- What is asked: Transcribe every entry word for word, leaving out all images.

- Supplied data:

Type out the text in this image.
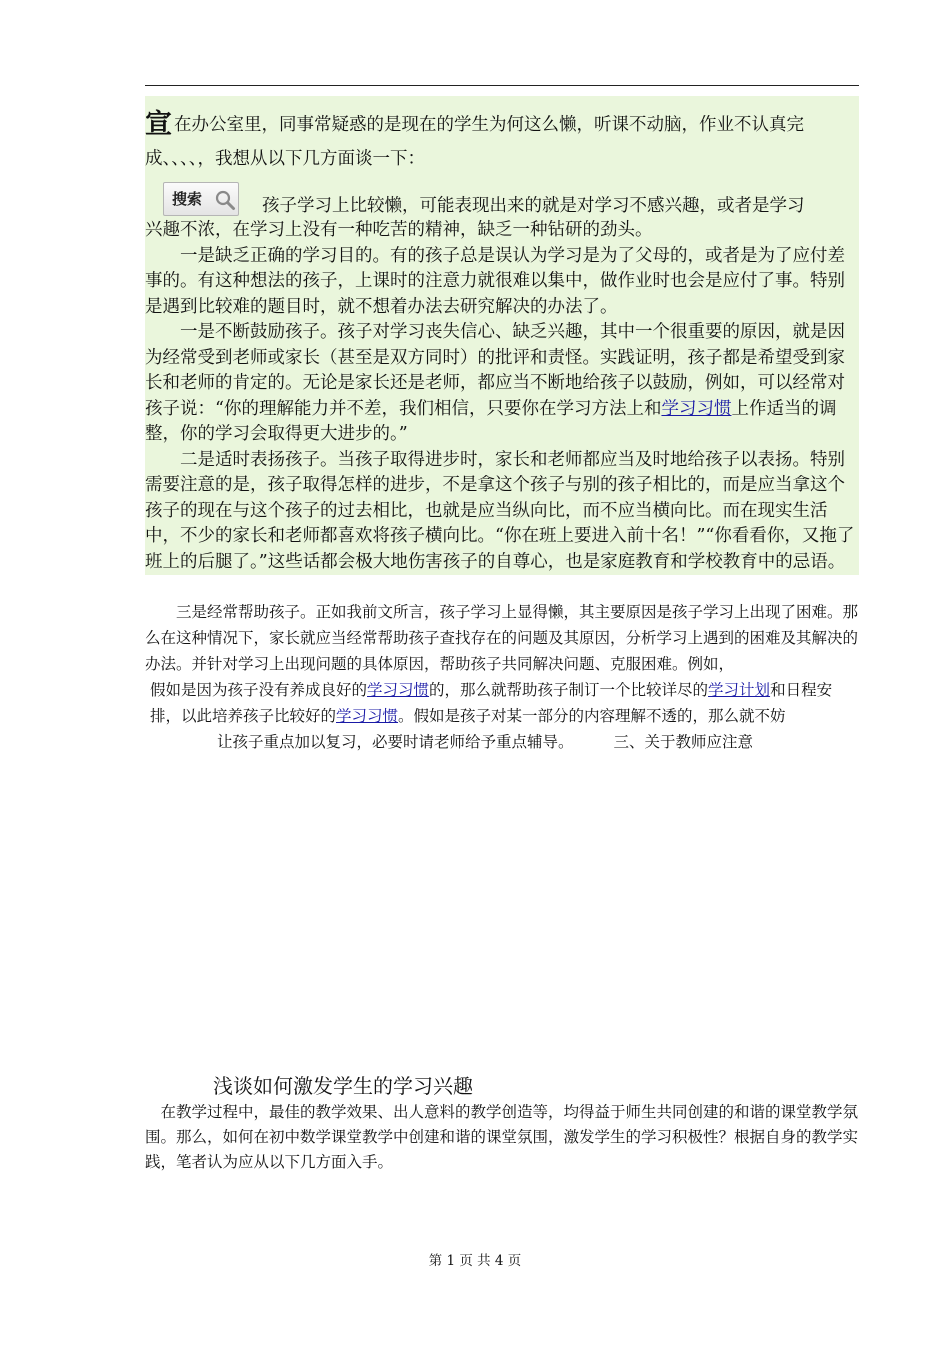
宣在办公室里，同事常疑惑的是现在的学生为何这么懒，听课不动脑，作业不认真完成、、、、，我想从以下几方面谈一下：

搜索	孩子学习上比较懒，可能表现出来的就是对学习不感兴趣，或者是学习

兴趣不浓，在学习上没有一种吃苦的精神，缺乏一种钻研的劲头。

一是缺乏正确的学习目的。有的孩子总是误认为学习是为了父母的，或者是为了应付差事的。有这种想法的孩子，上课时的注意力就很难以集中，做作业时也会是应付了事。特别是遇到比较难的题目时，就不想着办法去研究解决的办法了。

一是不断鼓励孩子。孩子对学习丧失信心、缺乏兴趣，其中一个很重要的原因，就是因为经常受到老师或家长（甚至是双方同时）的批评和责怪。实践证明，孩子都是希望受到家长和老师的肯定的。无论是家长还是老师，都应当不断地给孩子以鼓励，例如，可以经常对孩子说：“你的理解能力并不差，我们相信，只要你在学习方法上和学习习惯上作适当的调整，你的学习会取得更大进步的。”

二是适时表扬孩子。当孩子取得进步时，家长和老师都应当及时地给孩子以表扬。特别需要注意的是，孩子取得怎样的进步，不是拿这个孩子与别的孩子相比的，而是应当拿这个孩子的现在与这个孩子的过去相比，也就是应当纵向比，而不应当横向比。而在现实生活中，不少的家长和老师都喜欢将孩子横向比。“你在班上要进入前十名！”“你看看你，又拖了班上的后腿了。”这些话都会极大地伤害孩子的自尊心，也是家庭教育和学校教育中的忌语。

三是经常帮助孩子。正如我前文所言，孩子学习上显得懒，其主要原因是孩子学习上出现了困难。那么在这种情况下，家长就应当经常帮助孩子查找存在的问题及其原因，分析学习上遇到的困难及其解决的办法。并针对学习上出现问题的具体原因，帮助孩子共同解决问题、克服困难。例如，

假如是因为孩子没有养成良好的学习习惯的，那么就帮助孩子制订一个比较详尽的学习计划和日程安排，以此培养孩子比较好的学习习惯。假如是孩子对某一部分的内容理解不透的，那么就不妨

让孩子重点加以复习，必要时请老师给予重点辅导。	三、关于教师应注意

浅谈如何激发学生的学习兴趣

在教学过程中，最佳的教学效果、出人意料的教学创造等，均得益于师生共同创建的和谐的课堂教学氛围。那么，如何在初中数学课堂教学中创建和谐的课堂氛围，激发学生的学习积极性？根据自身的教学实践，笔者认为应从以下几方面入手。

第 1 页 共 4 页
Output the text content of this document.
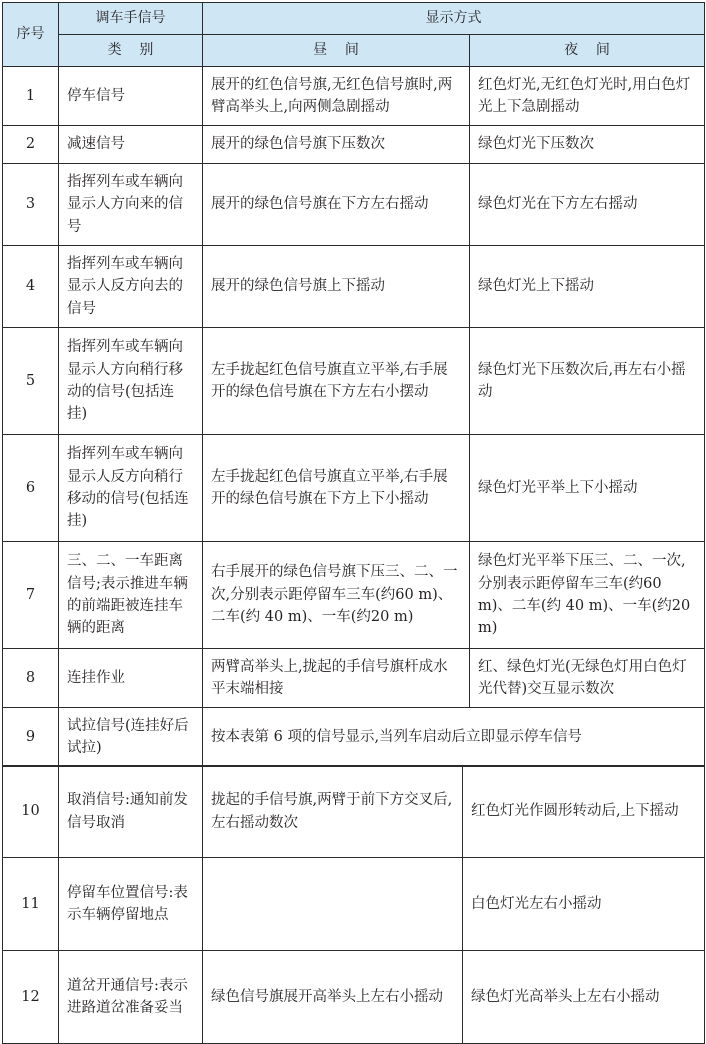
序号	调车手信号	显示方式	
	类    别	昼    间	夜    间
1	停车信号	展开的红色信号旗,无红色信号旗时,两臂高举头上,向两侧急剧摇动	红色灯光,无红色灯光时,用白色灯光上下急剧摇动
2	减速信号	展开的绿色信号旗下压数次	绿色灯光下压数次
3	指挥列车或车辆向显示人方向来的信号	展开的绿色信号旗在下方左右摇动	绿色灯光在下方左右摇动
4	指挥列车或车辆向显示人反方向去的信号	展开的绿色信号旗上下摇动	绿色灯光上下摇动
5	指挥列车或车辆向显示人方向稍行移动的信号(包括连挂)	左手拢起红色信号旗直立平举,右手展开的绿色信号旗在下方左右小摆动	绿色灯光下压数次后,再左右小摇动
6	指挥列车或车辆向显示人反方向稍行移动的信号(包括连挂)	左手拢起红色信号旗直立平举,右手展开的绿色信号旗在下方上下小摇动	绿色灯光平举上下小摇动
7	三、二、一车距离信号;表示推进车辆的前端距被连挂车辆的距离	右手展开的绿色信号旗下压三、二、一次,分别表示距停留车三车(约60 m)、二车(约 40 m)、一车(约20 m)	绿色灯光平举下压三、二、一次,分别表示距停留车三车(约60 m)、二车(约 40 m)、一车(约20 m)
8	连挂作业	两臂高举头上,拢起的手信号旗杆成水平末端相接	红、绿色灯光(无绿色灯用白色灯光代替)交互显示数次
9	试拉信号(连挂好后试拉)	按本表第 6 项的信号显示,当列车启动后立即显示停车信号	
10	取消信号:通知前发信号取消	拢起的手信号旗,两臂于前下方交叉后,左右摇动数次	红色灯光作圆形转动后,上下摇动
11	停留车位置信号:表示车辆停留地点		白色灯光左右小摇动
12	道岔开通信号:表示进路道岔准备妥当	绿色信号旗展开高举头上左右小摇动	绿色灯光高举头上左右小摇动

- Expected output:
Type out the text in this image.
宣在办公室里，同事常疑惑的是现在的学生为何这么懒，听课不动脑，作业不认真完成、、、、，我想从以下几方面谈一下：

搜索	孩子学习上比较懒，可能表现出来的就是对学习不感兴趣，或者是学习

兴趣不浓，在学习上没有一种吃苦的精神，缺乏一种钻研的劲头。

一是缺乏正确的学习目的。有的孩子总是误认为学习是为了父母的，或者是为了应付差事的。有这种想法的孩子，上课时的注意力就很难以集中，做作业时也会是应付了事。特别是遇到比较难的题目时，就不想着办法去研究解决的办法了。

一是不断鼓励孩子。孩子对学习丧失信心、缺乏兴趣，其中一个很重要的原因，就是因为经常受到老师或家长（甚至是双方同时）的批评和责怪。实践证明，孩子都是希望受到家长和老师的肯定的。无论是家长还是老师，都应当不断地给孩子以鼓励，例如，可以经常对孩子说：“你的理解能力并不差，我们相信，只要你在学习方法上和学习习惯上作适当的调整，你的学习会取得更大进步的。”

二是适时表扬孩子。当孩子取得进步时，家长和老师都应当及时地给孩子以表扬。特别需要注意的是，孩子取得怎样的进步，不是拿这个孩子与别的孩子相比的，而是应当拿这个孩子的现在与这个孩子的过去相比，也就是应当纵向比，而不应当横向比。而在现实生活中，不少的家长和老师都喜欢将孩子横向比。“你在班上要进入前十名！”“你看看你，又拖了班上的后腿了。”这些话都会极大地伤害孩子的自尊心，也是家庭教育和学校教育中的忌语。

三是经常帮助孩子。正如我前文所言，孩子学习上显得懒，其主要原因是孩子学习上出现了困难。那么在这种情况下，家长就应当经常帮助孩子查找存在的问题及其原因，分析学习上遇到的困难及其解决的办法。并针对学习上出现问题的具体原因，帮助孩子共同解决问题、克服困难。例如，

假如是因为孩子没有养成良好的学习习惯的，那么就帮助孩子制订一个比较详尽的学习计划和日程安排，以此培养孩子比较好的学习习惯。假如是孩子对某一部分的内容理解不透的，那么就不妨

让孩子重点加以复习，必要时请老师给予重点辅导。	三、关于教师应注意

浅谈如何激发学生的学习兴趣

在教学过程中，最佳的教学效果、出人意料的教学创造等，均得益于师生共同创建的和谐的课堂教学氛围。那么，如何在初中数学课堂教学中创建和谐的课堂氛围，激发学生的学习积极性？根据自身的教学实践，笔者认为应从以下几方面入手。

第 1 页 共 4 页
Output the text content of this document.
序号	调车手信号	显示方式	
	类    别	昼    间	夜    间
1	停车信号	展开的红色信号旗,无红色信号旗时,两臂高举头上,向两侧急剧摇动	红色灯光,无红色灯光时,用白色灯光上下急剧摇动
2	减速信号	展开的绿色信号旗下压数次	绿色灯光下压数次
3	指挥列车或车辆向显示人方向来的信号	展开的绿色信号旗在下方左右摇动	绿色灯光在下方左右摇动
4	指挥列车或车辆向显示人反方向去的信号	展开的绿色信号旗上下摇动	绿色灯光上下摇动
5	指挥列车或车辆向显示人方向稍行移动的信号(包括连挂)	左手拢起红色信号旗直立平举,右手展开的绿色信号旗在下方左右小摆动	绿色灯光下压数次后,再左右小摇动
6	指挥列车或车辆向显示人反方向稍行移动的信号(包括连挂)	左手拢起红色信号旗直立平举,右手展开的绿色信号旗在下方上下小摇动	绿色灯光平举上下小摇动
7	三、二、一车距离信号;表示推进车辆的前端距被连挂车辆的距离	右手展开的绿色信号旗下压三、二、一次,分别表示距停留车三车(约60 m)、二车(约 40 m)、一车(约20 m)	绿色灯光平举下压三、二、一次,分别表示距停留车三车(约60 m)、二车(约 40 m)、一车(约20 m)
8	连挂作业	两臂高举头上,拢起的手信号旗杆成水平末端相接	红、绿色灯光(无绿色灯用白色灯光代替)交互显示数次
9	试拉信号(连挂好后试拉)	按本表第 6 项的信号显示,当列车启动后立即显示停车信号	
10	取消信号:通知前发信号取消	拢起的手信号旗,两臂于前下方交叉后,左右摇动数次	红色灯光作圆形转动后,上下摇动
11	停留车位置信号:表示车辆停留地点		白色灯光左右小摇动
12	道岔开通信号:表示进路道岔准备妥当	绿色信号旗展开高举头上左右小摇动	绿色灯光高举头上左右小摇动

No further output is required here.